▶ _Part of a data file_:

* * * *

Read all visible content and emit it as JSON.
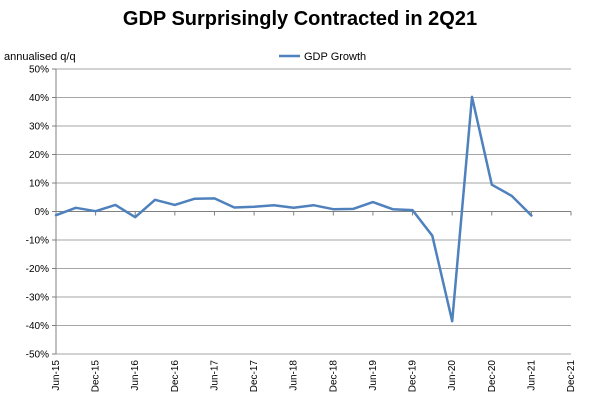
{
  "chart_data": {
    "type": "line",
    "title": "GDP Surprisingly Contracted in 2Q21",
    "ylabel": "annualised q/q",
    "xlabel": "",
    "ylim": [
      -50,
      50
    ],
    "y_ticks": [
      "50%",
      "40%",
      "30%",
      "20%",
      "10%",
      "0%",
      "-10%",
      "-20%",
      "-30%",
      "-40%",
      "-50%"
    ],
    "y_tick_values": [
      50,
      40,
      30,
      20,
      10,
      0,
      -10,
      -20,
      -30,
      -40,
      -50
    ],
    "x_labels": [
      "Jun-15",
      "Dec-15",
      "Jun-16",
      "Dec-16",
      "Jun-17",
      "Dec-17",
      "Jun-18",
      "Dec-18",
      "Jun-19",
      "Dec-19",
      "Jun-20",
      "Dec-20",
      "Jun-21",
      "Dec-21"
    ],
    "grid": true,
    "legend_position": "top-center",
    "series": [
      {
        "name": "GDP Growth",
        "color": "#4f81bd",
        "x": [
          "Jun-15",
          "Sep-15",
          "Dec-15",
          "Mar-16",
          "Jun-16",
          "Sep-16",
          "Dec-16",
          "Mar-17",
          "Jun-17",
          "Sep-17",
          "Dec-17",
          "Mar-18",
          "Jun-18",
          "Sep-18",
          "Dec-18",
          "Mar-19",
          "Jun-19",
          "Sep-19",
          "Dec-19",
          "Mar-20",
          "Jun-20",
          "Sep-20",
          "Dec-20",
          "Mar-21",
          "Jun-21"
        ],
        "values": [
          -1.3,
          1.3,
          0.1,
          2.3,
          -2.0,
          4.1,
          2.3,
          4.5,
          4.6,
          1.4,
          1.7,
          2.2,
          1.3,
          2.2,
          0.8,
          0.9,
          3.3,
          0.8,
          0.5,
          -8.5,
          -38.5,
          40.2,
          9.4,
          5.5,
          -1.4
        ]
      }
    ]
  }
}
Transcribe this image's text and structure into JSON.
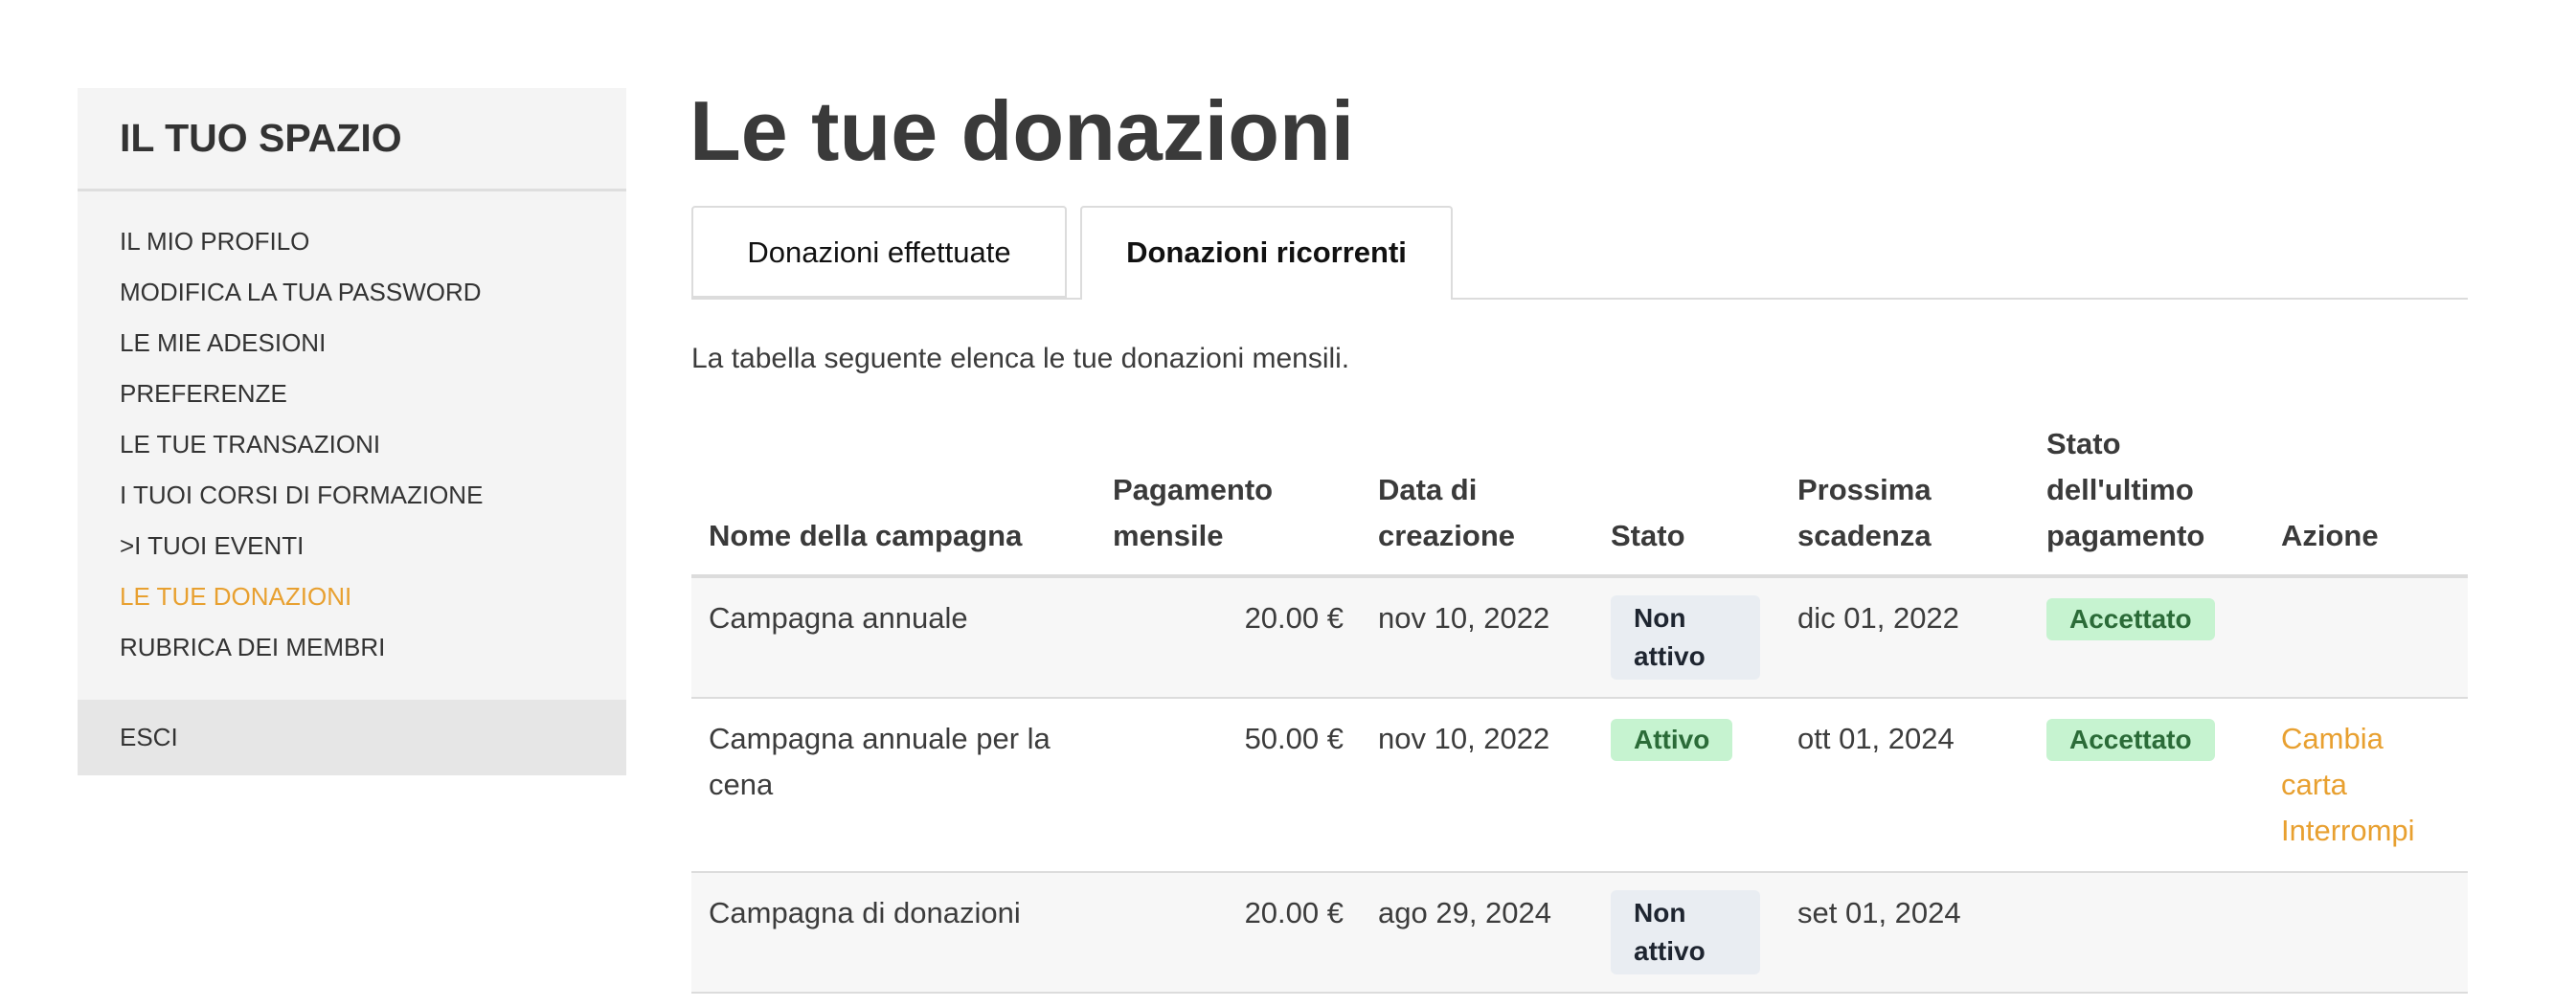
{
  "sidebar": {
    "title": "IL TUO SPAZIO",
    "items": [
      {
        "label": "IL MIO PROFILO"
      },
      {
        "label": "MODIFICA LA TUA PASSWORD"
      },
      {
        "label": "LE MIE ADESIONI"
      },
      {
        "label": "PREFERENZE"
      },
      {
        "label": "LE TUE TRANSAZIONI"
      },
      {
        "label": "I TUOI CORSI DI FORMAZIONE"
      },
      {
        "label": ">I TUOI EVENTI"
      },
      {
        "label": "LE TUE DONAZIONI",
        "active": true
      },
      {
        "label": "RUBRICA DEI MEMBRI"
      }
    ],
    "exit": "ESCI"
  },
  "main": {
    "title": "Le tue donazioni",
    "tabs": [
      {
        "label": "Donazioni effettuate"
      },
      {
        "label": "Donazioni ricorrenti",
        "active": true
      }
    ],
    "intro": "La tabella seguente elenca le tue donazioni mensili.",
    "table": {
      "headers": [
        "Nome della campagna",
        "Pagamento mensile",
        "Data di creazione",
        "Stato",
        "Prossima scadenza",
        "Stato dell'ultimo pagamento",
        "Azione"
      ],
      "rows": [
        {
          "name": "Campagna annuale",
          "amount": "20.00 €",
          "created": "nov 10, 2022",
          "status": "Non attivo",
          "next": "dic 01, 2022",
          "last": "Accettato",
          "actions": []
        },
        {
          "name": "Campagna annuale per la cena",
          "amount": "50.00 €",
          "created": "nov 10, 2022",
          "status": "Attivo",
          "next": "ott 01, 2024",
          "last": "Accettato",
          "actions": [
            "Cambia carta",
            "Interrompi"
          ]
        },
        {
          "name": "Campagna di donazioni",
          "amount": "20.00 €",
          "created": "ago 29, 2024",
          "status": "Non attivo",
          "next": "set 01, 2024",
          "last": "",
          "actions": []
        }
      ]
    }
  },
  "colors": {
    "accent": "#e8a030",
    "badge_active_bg": "#c6f3d0",
    "badge_inactive_bg": "#e9edf2"
  }
}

* * * *

▶ _Requirement_: What do the lines above say from the line containing "Transcribe this image's" through the last line? Quote them exactly, both ends included, and leave out the pictures.

▶ _Task answer_:
Transcribe this image's text and structure into JSON.
{
  "sidebar": {
    "title": "IL TUO SPAZIO",
    "items": [
      {
        "label": "IL MIO PROFILO"
      },
      {
        "label": "MODIFICA LA TUA PASSWORD"
      },
      {
        "label": "LE MIE ADESIONI"
      },
      {
        "label": "PREFERENZE"
      },
      {
        "label": "LE TUE TRANSAZIONI"
      },
      {
        "label": "I TUOI CORSI DI FORMAZIONE"
      },
      {
        "label": ">I TUOI EVENTI"
      },
      {
        "label": "LE TUE DONAZIONI",
        "active": true
      },
      {
        "label": "RUBRICA DEI MEMBRI"
      }
    ],
    "exit": "ESCI"
  },
  "main": {
    "title": "Le tue donazioni",
    "tabs": [
      {
        "label": "Donazioni effettuate"
      },
      {
        "label": "Donazioni ricorrenti",
        "active": true
      }
    ],
    "intro": "La tabella seguente elenca le tue donazioni mensili.",
    "table": {
      "headers": [
        "Nome della campagna",
        "Pagamento mensile",
        "Data di creazione",
        "Stato",
        "Prossima scadenza",
        "Stato dell'ultimo pagamento",
        "Azione"
      ],
      "rows": [
        {
          "name": "Campagna annuale",
          "amount": "20.00 €",
          "created": "nov 10, 2022",
          "status": "Non attivo",
          "next": "dic 01, 2022",
          "last": "Accettato",
          "actions": []
        },
        {
          "name": "Campagna annuale per la cena",
          "amount": "50.00 €",
          "created": "nov 10, 2022",
          "status": "Attivo",
          "next": "ott 01, 2024",
          "last": "Accettato",
          "actions": [
            "Cambia carta",
            "Interrompi"
          ]
        },
        {
          "name": "Campagna di donazioni",
          "amount": "20.00 €",
          "created": "ago 29, 2024",
          "status": "Non attivo",
          "next": "set 01, 2024",
          "last": "",
          "actions": []
        }
      ]
    }
  },
  "colors": {
    "accent": "#e8a030",
    "badge_active_bg": "#c6f3d0",
    "badge_inactive_bg": "#e9edf2"
  }
}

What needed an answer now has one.